REQUEST – Please copy every line of the records below that holds the word "text".

Data excerpts –
________

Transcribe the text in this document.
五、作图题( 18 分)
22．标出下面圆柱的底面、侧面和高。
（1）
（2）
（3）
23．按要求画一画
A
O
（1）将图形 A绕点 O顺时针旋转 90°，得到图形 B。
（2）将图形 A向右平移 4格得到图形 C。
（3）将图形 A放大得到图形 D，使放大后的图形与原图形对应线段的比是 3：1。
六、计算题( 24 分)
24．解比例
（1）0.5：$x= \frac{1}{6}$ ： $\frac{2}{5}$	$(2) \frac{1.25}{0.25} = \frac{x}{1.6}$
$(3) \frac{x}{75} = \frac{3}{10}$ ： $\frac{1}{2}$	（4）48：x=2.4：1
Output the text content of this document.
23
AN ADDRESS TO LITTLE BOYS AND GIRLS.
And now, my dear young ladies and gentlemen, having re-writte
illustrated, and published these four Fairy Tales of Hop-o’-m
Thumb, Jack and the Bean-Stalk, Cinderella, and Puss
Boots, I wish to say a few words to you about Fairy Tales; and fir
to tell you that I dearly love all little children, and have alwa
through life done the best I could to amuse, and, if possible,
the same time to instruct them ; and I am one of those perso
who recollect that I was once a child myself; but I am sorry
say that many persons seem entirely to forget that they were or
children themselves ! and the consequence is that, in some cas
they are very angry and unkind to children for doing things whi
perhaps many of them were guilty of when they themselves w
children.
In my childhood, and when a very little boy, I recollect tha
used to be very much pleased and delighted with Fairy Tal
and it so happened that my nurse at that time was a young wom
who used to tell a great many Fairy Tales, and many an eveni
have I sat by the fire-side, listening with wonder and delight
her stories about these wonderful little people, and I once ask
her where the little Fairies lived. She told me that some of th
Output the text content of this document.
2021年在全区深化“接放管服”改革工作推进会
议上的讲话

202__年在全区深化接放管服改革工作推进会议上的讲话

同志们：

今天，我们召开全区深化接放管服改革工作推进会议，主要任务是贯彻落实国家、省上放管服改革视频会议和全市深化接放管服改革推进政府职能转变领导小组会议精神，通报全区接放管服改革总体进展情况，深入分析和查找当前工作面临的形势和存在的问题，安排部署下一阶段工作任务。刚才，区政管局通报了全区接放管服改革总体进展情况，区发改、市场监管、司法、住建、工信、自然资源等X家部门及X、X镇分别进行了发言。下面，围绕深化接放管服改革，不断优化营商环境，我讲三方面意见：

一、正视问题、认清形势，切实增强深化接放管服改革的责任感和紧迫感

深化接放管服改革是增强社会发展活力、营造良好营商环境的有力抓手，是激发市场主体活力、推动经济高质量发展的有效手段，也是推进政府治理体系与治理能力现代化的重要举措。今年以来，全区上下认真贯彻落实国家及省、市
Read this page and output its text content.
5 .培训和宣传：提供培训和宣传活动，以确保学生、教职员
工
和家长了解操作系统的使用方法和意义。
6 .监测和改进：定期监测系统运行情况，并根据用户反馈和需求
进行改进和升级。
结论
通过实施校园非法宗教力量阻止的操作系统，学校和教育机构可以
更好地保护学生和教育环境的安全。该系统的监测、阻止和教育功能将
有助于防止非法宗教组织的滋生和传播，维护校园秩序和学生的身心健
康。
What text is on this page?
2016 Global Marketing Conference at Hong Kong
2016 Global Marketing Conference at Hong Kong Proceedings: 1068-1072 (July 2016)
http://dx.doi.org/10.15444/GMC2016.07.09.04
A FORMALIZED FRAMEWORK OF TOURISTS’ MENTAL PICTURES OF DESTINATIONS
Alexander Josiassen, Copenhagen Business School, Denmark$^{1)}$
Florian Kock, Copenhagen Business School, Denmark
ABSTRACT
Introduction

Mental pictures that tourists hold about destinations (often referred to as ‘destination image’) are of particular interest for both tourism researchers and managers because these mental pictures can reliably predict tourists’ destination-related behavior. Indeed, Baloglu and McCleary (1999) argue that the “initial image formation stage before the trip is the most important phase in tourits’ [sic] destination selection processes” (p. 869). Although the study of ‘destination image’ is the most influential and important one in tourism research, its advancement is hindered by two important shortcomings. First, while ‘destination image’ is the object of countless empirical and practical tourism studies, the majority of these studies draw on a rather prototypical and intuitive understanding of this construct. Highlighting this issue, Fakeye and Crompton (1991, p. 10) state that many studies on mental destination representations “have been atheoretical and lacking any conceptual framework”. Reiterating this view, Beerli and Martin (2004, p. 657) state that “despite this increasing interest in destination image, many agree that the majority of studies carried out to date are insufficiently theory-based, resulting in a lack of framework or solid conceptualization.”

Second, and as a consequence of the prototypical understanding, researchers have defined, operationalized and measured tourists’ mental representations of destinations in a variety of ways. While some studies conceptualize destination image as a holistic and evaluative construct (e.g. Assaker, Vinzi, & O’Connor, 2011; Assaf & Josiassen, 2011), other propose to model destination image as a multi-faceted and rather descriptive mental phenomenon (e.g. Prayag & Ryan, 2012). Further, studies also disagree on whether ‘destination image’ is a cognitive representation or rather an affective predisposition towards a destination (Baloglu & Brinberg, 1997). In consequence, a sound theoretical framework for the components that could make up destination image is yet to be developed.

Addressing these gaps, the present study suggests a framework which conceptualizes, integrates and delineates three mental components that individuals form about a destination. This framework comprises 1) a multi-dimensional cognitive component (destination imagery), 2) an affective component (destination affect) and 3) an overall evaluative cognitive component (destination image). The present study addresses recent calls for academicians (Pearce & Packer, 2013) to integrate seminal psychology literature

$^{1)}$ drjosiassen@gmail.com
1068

________

SOLUTION TO THE EXERCISE –
Transcribe the text in this document.
Output the text content of this document.
Output the text content of this document.
Read this page and output its text content.
What text is on this page?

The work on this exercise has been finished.